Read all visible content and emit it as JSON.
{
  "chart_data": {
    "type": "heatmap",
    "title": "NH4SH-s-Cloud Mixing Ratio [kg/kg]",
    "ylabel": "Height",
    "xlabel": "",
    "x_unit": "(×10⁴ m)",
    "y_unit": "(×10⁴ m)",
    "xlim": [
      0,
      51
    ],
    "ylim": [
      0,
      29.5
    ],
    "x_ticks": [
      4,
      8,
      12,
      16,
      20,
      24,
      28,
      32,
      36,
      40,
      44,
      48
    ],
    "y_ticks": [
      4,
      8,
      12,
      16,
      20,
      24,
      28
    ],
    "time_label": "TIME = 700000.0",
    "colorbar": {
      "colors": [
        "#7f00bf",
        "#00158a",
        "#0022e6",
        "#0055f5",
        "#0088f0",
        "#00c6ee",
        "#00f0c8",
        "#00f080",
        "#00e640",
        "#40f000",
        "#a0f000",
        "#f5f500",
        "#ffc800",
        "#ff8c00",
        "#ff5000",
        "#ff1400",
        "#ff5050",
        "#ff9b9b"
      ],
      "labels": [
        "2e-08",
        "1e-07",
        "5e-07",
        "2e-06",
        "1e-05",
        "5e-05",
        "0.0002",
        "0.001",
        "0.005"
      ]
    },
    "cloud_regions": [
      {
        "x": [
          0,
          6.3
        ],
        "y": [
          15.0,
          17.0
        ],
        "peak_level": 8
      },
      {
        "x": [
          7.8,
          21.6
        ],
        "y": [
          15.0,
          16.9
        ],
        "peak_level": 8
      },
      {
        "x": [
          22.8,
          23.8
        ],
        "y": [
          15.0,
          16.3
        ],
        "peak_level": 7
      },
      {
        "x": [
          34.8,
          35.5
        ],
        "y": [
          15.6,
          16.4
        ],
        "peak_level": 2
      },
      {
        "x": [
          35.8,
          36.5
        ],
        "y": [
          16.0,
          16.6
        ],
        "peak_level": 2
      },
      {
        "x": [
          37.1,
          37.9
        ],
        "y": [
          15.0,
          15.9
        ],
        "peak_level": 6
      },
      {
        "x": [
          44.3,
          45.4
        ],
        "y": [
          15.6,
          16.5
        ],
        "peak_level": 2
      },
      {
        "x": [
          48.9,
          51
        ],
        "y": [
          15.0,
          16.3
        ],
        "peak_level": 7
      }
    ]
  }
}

──────

*Exercise aim*. Each line of the listing should be copied exactly.

*Solution for this exercise*.
Read all visible content and emit it as JSON.
{
  "chart_data": {
    "type": "heatmap",
    "title": "NH4SH-s-Cloud Mixing Ratio [kg/kg]",
    "ylabel": "Height",
    "xlabel": "",
    "x_unit": "(×10⁴ m)",
    "y_unit": "(×10⁴ m)",
    "xlim": [
      0,
      51
    ],
    "ylim": [
      0,
      29.5
    ],
    "x_ticks": [
      4,
      8,
      12,
      16,
      20,
      24,
      28,
      32,
      36,
      40,
      44,
      48
    ],
    "y_ticks": [
      4,
      8,
      12,
      16,
      20,
      24,
      28
    ],
    "time_label": "TIME = 700000.0",
    "colorbar": {
      "colors": [
        "#7f00bf",
        "#00158a",
        "#0022e6",
        "#0055f5",
        "#0088f0",
        "#00c6ee",
        "#00f0c8",
        "#00f080",
        "#00e640",
        "#40f000",
        "#a0f000",
        "#f5f500",
        "#ffc800",
        "#ff8c00",
        "#ff5000",
        "#ff1400",
        "#ff5050",
        "#ff9b9b"
      ],
      "labels": [
        "2e-08",
        "1e-07",
        "5e-07",
        "2e-06",
        "1e-05",
        "5e-05",
        "0.0002",
        "0.001",
        "0.005"
      ]
    },
    "cloud_regions": [
      {
        "x": [
          0,
          6.3
        ],
        "y": [
          15.0,
          17.0
        ],
        "peak_level": 8
      },
      {
        "x": [
          7.8,
          21.6
        ],
        "y": [
          15.0,
          16.9
        ],
        "peak_level": 8
      },
      {
        "x": [
          22.8,
          23.8
        ],
        "y": [
          15.0,
          16.3
        ],
        "peak_level": 7
      },
      {
        "x": [
          34.8,
          35.5
        ],
        "y": [
          15.6,
          16.4
        ],
        "peak_level": 2
      },
      {
        "x": [
          35.8,
          36.5
        ],
        "y": [
          16.0,
          16.6
        ],
        "peak_level": 2
      },
      {
        "x": [
          37.1,
          37.9
        ],
        "y": [
          15.0,
          15.9
        ],
        "peak_level": 6
      },
      {
        "x": [
          44.3,
          45.4
        ],
        "y": [
          15.6,
          16.5
        ],
        "peak_level": 2
      },
      {
        "x": [
          48.9,
          51
        ],
        "y": [
          15.0,
          16.3
        ],
        "peak_level": 7
      }
    ]
  }
}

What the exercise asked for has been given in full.